◆ Directions
Copy each line of the data below exactly, leaving out pictures.

◆ Provided material

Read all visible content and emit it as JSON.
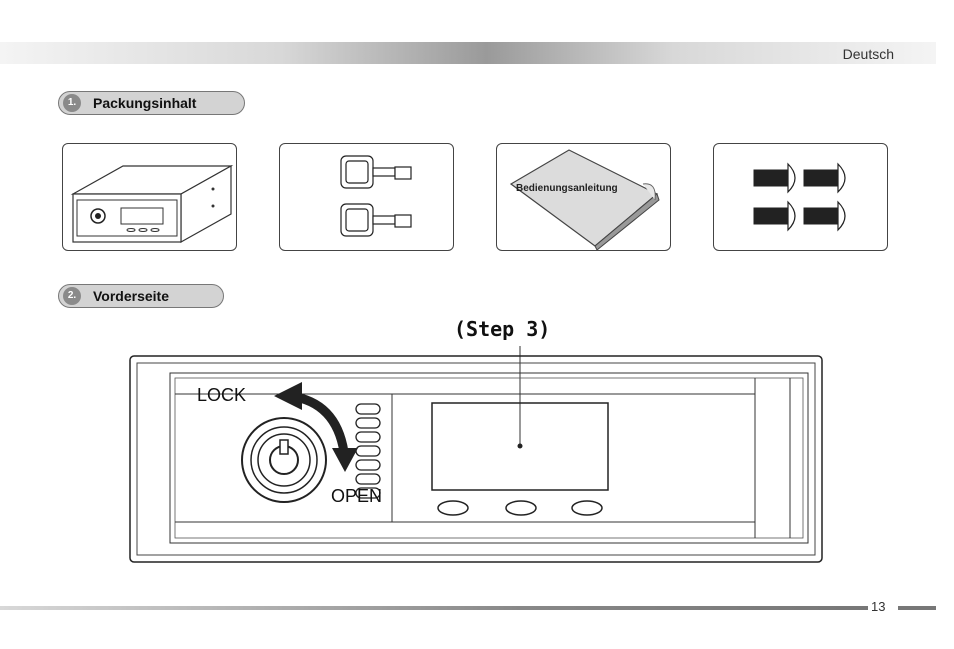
{
  "header": {
    "language": "Deutsch"
  },
  "sections": [
    {
      "number": "1.",
      "title": "Packungsinhalt"
    },
    {
      "number": "2.",
      "title": "Vorderseite"
    }
  ],
  "package": {
    "manual_label": "Bedienungsanleitung"
  },
  "front": {
    "step_label": "(Step 3)",
    "lock_label": "LOCK",
    "open_label": "OPEN"
  },
  "footer": {
    "page_number": "13"
  }
}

◆ In response
Read all visible content and emit it as JSON.
{
  "header": {
    "language": "Deutsch"
  },
  "sections": [
    {
      "number": "1.",
      "title": "Packungsinhalt"
    },
    {
      "number": "2.",
      "title": "Vorderseite"
    }
  ],
  "package": {
    "manual_label": "Bedienungsanleitung"
  },
  "front": {
    "step_label": "(Step 3)",
    "lock_label": "LOCK",
    "open_label": "OPEN"
  },
  "footer": {
    "page_number": "13"
  }
}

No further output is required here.